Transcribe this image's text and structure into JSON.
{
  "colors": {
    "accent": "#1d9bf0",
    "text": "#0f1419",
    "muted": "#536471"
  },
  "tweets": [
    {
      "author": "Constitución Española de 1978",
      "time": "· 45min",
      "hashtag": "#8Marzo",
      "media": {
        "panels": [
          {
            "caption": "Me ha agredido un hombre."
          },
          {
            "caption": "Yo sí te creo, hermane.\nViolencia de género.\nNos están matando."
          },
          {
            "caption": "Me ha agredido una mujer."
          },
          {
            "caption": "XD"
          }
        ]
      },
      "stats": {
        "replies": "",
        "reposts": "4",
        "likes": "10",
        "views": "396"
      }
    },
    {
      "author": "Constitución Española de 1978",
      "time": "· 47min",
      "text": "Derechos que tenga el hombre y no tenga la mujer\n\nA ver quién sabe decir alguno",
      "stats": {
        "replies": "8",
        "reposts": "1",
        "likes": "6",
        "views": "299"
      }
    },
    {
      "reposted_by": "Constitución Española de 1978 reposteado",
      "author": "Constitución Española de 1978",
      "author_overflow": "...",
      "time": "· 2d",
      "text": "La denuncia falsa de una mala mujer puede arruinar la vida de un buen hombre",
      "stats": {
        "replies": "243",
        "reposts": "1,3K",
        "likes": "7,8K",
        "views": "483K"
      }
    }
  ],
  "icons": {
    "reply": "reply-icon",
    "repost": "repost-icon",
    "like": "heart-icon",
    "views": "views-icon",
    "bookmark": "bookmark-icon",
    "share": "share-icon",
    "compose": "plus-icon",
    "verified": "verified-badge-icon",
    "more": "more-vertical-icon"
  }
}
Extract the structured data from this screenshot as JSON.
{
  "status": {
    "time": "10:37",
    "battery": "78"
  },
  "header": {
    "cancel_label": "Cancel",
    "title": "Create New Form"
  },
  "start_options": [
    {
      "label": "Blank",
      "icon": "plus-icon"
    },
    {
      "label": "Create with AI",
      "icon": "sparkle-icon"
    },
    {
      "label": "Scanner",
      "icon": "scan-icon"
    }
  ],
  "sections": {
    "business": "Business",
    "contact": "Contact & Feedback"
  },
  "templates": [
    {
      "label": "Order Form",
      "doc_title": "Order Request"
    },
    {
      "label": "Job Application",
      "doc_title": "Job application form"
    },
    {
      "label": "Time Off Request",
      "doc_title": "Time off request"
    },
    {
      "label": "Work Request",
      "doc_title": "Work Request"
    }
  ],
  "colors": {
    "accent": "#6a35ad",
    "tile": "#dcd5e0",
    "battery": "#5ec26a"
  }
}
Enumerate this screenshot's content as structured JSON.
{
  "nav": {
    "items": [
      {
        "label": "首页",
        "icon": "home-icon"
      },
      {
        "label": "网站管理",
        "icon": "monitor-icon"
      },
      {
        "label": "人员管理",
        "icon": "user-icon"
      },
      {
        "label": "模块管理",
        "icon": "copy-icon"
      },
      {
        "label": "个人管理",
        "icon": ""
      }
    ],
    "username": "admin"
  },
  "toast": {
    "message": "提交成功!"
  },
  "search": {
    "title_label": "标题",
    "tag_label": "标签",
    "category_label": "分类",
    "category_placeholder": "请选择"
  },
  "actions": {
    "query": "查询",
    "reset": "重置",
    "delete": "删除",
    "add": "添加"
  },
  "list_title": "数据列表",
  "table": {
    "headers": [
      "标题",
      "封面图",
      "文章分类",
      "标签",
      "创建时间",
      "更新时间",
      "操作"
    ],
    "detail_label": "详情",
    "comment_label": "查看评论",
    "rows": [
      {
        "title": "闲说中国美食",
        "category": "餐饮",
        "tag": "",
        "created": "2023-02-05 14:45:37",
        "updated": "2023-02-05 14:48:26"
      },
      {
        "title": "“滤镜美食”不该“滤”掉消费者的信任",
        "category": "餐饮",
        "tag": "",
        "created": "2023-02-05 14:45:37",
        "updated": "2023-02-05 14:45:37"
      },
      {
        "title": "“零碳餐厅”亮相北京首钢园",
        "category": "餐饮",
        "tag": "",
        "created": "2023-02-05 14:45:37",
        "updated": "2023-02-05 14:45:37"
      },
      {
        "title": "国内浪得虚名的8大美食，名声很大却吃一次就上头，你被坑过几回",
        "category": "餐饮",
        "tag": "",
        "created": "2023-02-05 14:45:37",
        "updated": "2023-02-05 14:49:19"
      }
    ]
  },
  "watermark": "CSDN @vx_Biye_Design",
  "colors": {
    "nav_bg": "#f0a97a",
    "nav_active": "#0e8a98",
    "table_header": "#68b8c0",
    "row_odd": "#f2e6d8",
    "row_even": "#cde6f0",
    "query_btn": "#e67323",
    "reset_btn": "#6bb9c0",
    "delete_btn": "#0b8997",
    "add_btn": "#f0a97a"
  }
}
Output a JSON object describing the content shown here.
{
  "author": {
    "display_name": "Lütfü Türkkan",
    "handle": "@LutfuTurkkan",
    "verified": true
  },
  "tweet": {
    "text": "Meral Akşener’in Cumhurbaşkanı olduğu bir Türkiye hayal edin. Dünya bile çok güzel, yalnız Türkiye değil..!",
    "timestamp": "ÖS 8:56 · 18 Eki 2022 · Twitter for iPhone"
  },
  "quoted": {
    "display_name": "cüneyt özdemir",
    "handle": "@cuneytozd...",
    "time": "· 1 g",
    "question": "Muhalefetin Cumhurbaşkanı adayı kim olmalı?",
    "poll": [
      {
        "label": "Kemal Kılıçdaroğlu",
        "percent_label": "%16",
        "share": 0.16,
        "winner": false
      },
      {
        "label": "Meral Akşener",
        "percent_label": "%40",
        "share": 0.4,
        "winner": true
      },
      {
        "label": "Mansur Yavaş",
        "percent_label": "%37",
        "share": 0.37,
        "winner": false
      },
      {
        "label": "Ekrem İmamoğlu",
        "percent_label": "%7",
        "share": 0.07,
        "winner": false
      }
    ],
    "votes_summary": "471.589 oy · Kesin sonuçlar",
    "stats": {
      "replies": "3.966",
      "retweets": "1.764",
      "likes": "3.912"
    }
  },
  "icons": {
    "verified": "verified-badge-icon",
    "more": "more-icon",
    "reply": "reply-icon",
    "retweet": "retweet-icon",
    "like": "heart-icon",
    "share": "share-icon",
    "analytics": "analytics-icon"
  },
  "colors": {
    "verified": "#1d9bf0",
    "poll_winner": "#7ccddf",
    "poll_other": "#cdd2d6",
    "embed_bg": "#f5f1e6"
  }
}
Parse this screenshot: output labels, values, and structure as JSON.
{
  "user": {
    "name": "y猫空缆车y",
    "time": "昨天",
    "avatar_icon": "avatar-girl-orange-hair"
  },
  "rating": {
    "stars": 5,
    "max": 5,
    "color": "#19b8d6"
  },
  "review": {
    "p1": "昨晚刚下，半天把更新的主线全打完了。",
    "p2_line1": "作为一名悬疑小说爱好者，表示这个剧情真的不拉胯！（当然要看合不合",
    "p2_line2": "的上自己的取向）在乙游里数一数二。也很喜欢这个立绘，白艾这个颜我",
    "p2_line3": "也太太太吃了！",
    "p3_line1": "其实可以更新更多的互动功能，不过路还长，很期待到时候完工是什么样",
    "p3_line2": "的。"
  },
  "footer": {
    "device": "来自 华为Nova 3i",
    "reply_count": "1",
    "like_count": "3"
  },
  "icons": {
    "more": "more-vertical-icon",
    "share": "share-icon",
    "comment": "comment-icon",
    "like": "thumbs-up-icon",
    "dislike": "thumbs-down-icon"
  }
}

:: To do ::
Emit the records above again, exactly, with no line skipped.

:: Exercise solution ::
Transcribe this image's text and structure into JSON.
{
  "colors": {
    "accent": "#1d9bf0",
    "text": "#0f1419",
    "muted": "#536471"
  },
  "tweets": [
    {
      "author": "Constitución Española de 1978",
      "time": "· 45min",
      "hashtag": "#8Marzo",
      "media": {
        "panels": [
          {
            "caption": "Me ha agredido un hombre."
          },
          {
            "caption": "Yo sí te creo, hermane.\nViolencia de género.\nNos están matando."
          },
          {
            "caption": "Me ha agredido una mujer."
          },
          {
            "caption": "XD"
          }
        ]
      },
      "stats": {
        "replies": "",
        "reposts": "4",
        "likes": "10",
        "views": "396"
      }
    },
    {
      "author": "Constitución Española de 1978",
      "time": "· 47min",
      "text": "Derechos que tenga el hombre y no tenga la mujer\n\nA ver quién sabe decir alguno",
      "stats": {
        "replies": "8",
        "reposts": "1",
        "likes": "6",
        "views": "299"
      }
    },
    {
      "reposted_by": "Constitución Española de 1978 reposteado",
      "author": "Constitución Española de 1978",
      "author_overflow": "...",
      "time": "· 2d",
      "text": "La denuncia falsa de una mala mujer puede arruinar la vida de un buen hombre",
      "stats": {
        "replies": "243",
        "reposts": "1,3K",
        "likes": "7,8K",
        "views": "483K"
      }
    }
  ],
  "icons": {
    "reply": "reply-icon",
    "repost": "repost-icon",
    "like": "heart-icon",
    "views": "views-icon",
    "bookmark": "bookmark-icon",
    "share": "share-icon",
    "compose": "plus-icon",
    "verified": "verified-badge-icon",
    "more": "more-vertical-icon"
  }
}
Extract the structured data from this screenshot as JSON.
{
  "status": {
    "time": "10:37",
    "battery": "78"
  },
  "header": {
    "cancel_label": "Cancel",
    "title": "Create New Form"
  },
  "start_options": [
    {
      "label": "Blank",
      "icon": "plus-icon"
    },
    {
      "label": "Create with AI",
      "icon": "sparkle-icon"
    },
    {
      "label": "Scanner",
      "icon": "scan-icon"
    }
  ],
  "sections": {
    "business": "Business",
    "contact": "Contact & Feedback"
  },
  "templates": [
    {
      "label": "Order Form",
      "doc_title": "Order Request"
    },
    {
      "label": "Job Application",
      "doc_title": "Job application form"
    },
    {
      "label": "Time Off Request",
      "doc_title": "Time off request"
    },
    {
      "label": "Work Request",
      "doc_title": "Work Request"
    }
  ],
  "colors": {
    "accent": "#6a35ad",
    "tile": "#dcd5e0",
    "battery": "#5ec26a"
  }
}
Enumerate this screenshot's content as structured JSON.
{
  "nav": {
    "items": [
      {
        "label": "首页",
        "icon": "home-icon"
      },
      {
        "label": "网站管理",
        "icon": "monitor-icon"
      },
      {
        "label": "人员管理",
        "icon": "user-icon"
      },
      {
        "label": "模块管理",
        "icon": "copy-icon"
      },
      {
        "label": "个人管理",
        "icon": ""
      }
    ],
    "username": "admin"
  },
  "toast": {
    "message": "提交成功!"
  },
  "search": {
    "title_label": "标题",
    "tag_label": "标签",
    "category_label": "分类",
    "category_placeholder": "请选择"
  },
  "actions": {
    "query": "查询",
    "reset": "重置",
    "delete": "删除",
    "add": "添加"
  },
  "list_title": "数据列表",
  "table": {
    "headers": [
      "标题",
      "封面图",
      "文章分类",
      "标签",
      "创建时间",
      "更新时间",
      "操作"
    ],
    "detail_label": "详情",
    "comment_label": "查看评论",
    "rows": [
      {
        "title": "闲说中国美食",
        "category": "餐饮",
        "tag": "",
        "created": "2023-02-05 14:45:37",
        "updated": "2023-02-05 14:48:26"
      },
      {
        "title": "“滤镜美食”不该“滤”掉消费者的信任",
        "category": "餐饮",
        "tag": "",
        "created": "2023-02-05 14:45:37",
        "updated": "2023-02-05 14:45:37"
      },
      {
        "title": "“零碳餐厅”亮相北京首钢园",
        "category": "餐饮",
        "tag": "",
        "created": "2023-02-05 14:45:37",
        "updated": "2023-02-05 14:45:37"
      },
      {
        "title": "国内浪得虚名的8大美食，名声很大却吃一次就上头，你被坑过几回",
        "category": "餐饮",
        "tag": "",
        "created": "2023-02-05 14:45:37",
        "updated": "2023-02-05 14:49:19"
      }
    ]
  },
  "watermark": "CSDN @vx_Biye_Design",
  "colors": {
    "nav_bg": "#f0a97a",
    "nav_active": "#0e8a98",
    "table_header": "#68b8c0",
    "row_odd": "#f2e6d8",
    "row_even": "#cde6f0",
    "query_btn": "#e67323",
    "reset_btn": "#6bb9c0",
    "delete_btn": "#0b8997",
    "add_btn": "#f0a97a"
  }
}
Output a JSON object describing the content shown here.
{
  "author": {
    "display_name": "Lütfü Türkkan",
    "handle": "@LutfuTurkkan",
    "verified": true
  },
  "tweet": {
    "text": "Meral Akşener’in Cumhurbaşkanı olduğu bir Türkiye hayal edin. Dünya bile çok güzel, yalnız Türkiye değil..!",
    "timestamp": "ÖS 8:56 · 18 Eki 2022 · Twitter for iPhone"
  },
  "quoted": {
    "display_name": "cüneyt özdemir",
    "handle": "@cuneytozd...",
    "time": "· 1 g",
    "question": "Muhalefetin Cumhurbaşkanı adayı kim olmalı?",
    "poll": [
      {
        "label": "Kemal Kılıçdaroğlu",
        "percent_label": "%16",
        "share": 0.16,
        "winner": false
      },
      {
        "label": "Meral Akşener",
        "percent_label": "%40",
        "share": 0.4,
        "winner": true
      },
      {
        "label": "Mansur Yavaş",
        "percent_label": "%37",
        "share": 0.37,
        "winner": false
      },
      {
        "label": "Ekrem İmamoğlu",
        "percent_label": "%7",
        "share": 0.07,
        "winner": false
      }
    ],
    "votes_summary": "471.589 oy · Kesin sonuçlar",
    "stats": {
      "replies": "3.966",
      "retweets": "1.764",
      "likes": "3.912"
    }
  },
  "icons": {
    "verified": "verified-badge-icon",
    "more": "more-icon",
    "reply": "reply-icon",
    "retweet": "retweet-icon",
    "like": "heart-icon",
    "share": "share-icon",
    "analytics": "analytics-icon"
  },
  "colors": {
    "verified": "#1d9bf0",
    "poll_winner": "#7ccddf",
    "poll_other": "#cdd2d6",
    "embed_bg": "#f5f1e6"
  }
}
Parse this screenshot: output labels, values, and structure as JSON.
{
  "user": {
    "name": "y猫空缆车y",
    "time": "昨天",
    "avatar_icon": "avatar-girl-orange-hair"
  },
  "rating": {
    "stars": 5,
    "max": 5,
    "color": "#19b8d6"
  },
  "review": {
    "p1": "昨晚刚下，半天把更新的主线全打完了。",
    "p2_line1": "作为一名悬疑小说爱好者，表示这个剧情真的不拉胯！（当然要看合不合",
    "p2_line2": "的上自己的取向）在乙游里数一数二。也很喜欢这个立绘，白艾这个颜我",
    "p2_line3": "也太太太吃了！",
    "p3_line1": "其实可以更新更多的互动功能，不过路还长，很期待到时候完工是什么样",
    "p3_line2": "的。"
  },
  "footer": {
    "device": "来自 华为Nova 3i",
    "reply_count": "1",
    "like_count": "3"
  },
  "icons": {
    "more": "more-vertical-icon",
    "share": "share-icon",
    "comment": "comment-icon",
    "like": "thumbs-up-icon",
    "dislike": "thumbs-down-icon"
  }
}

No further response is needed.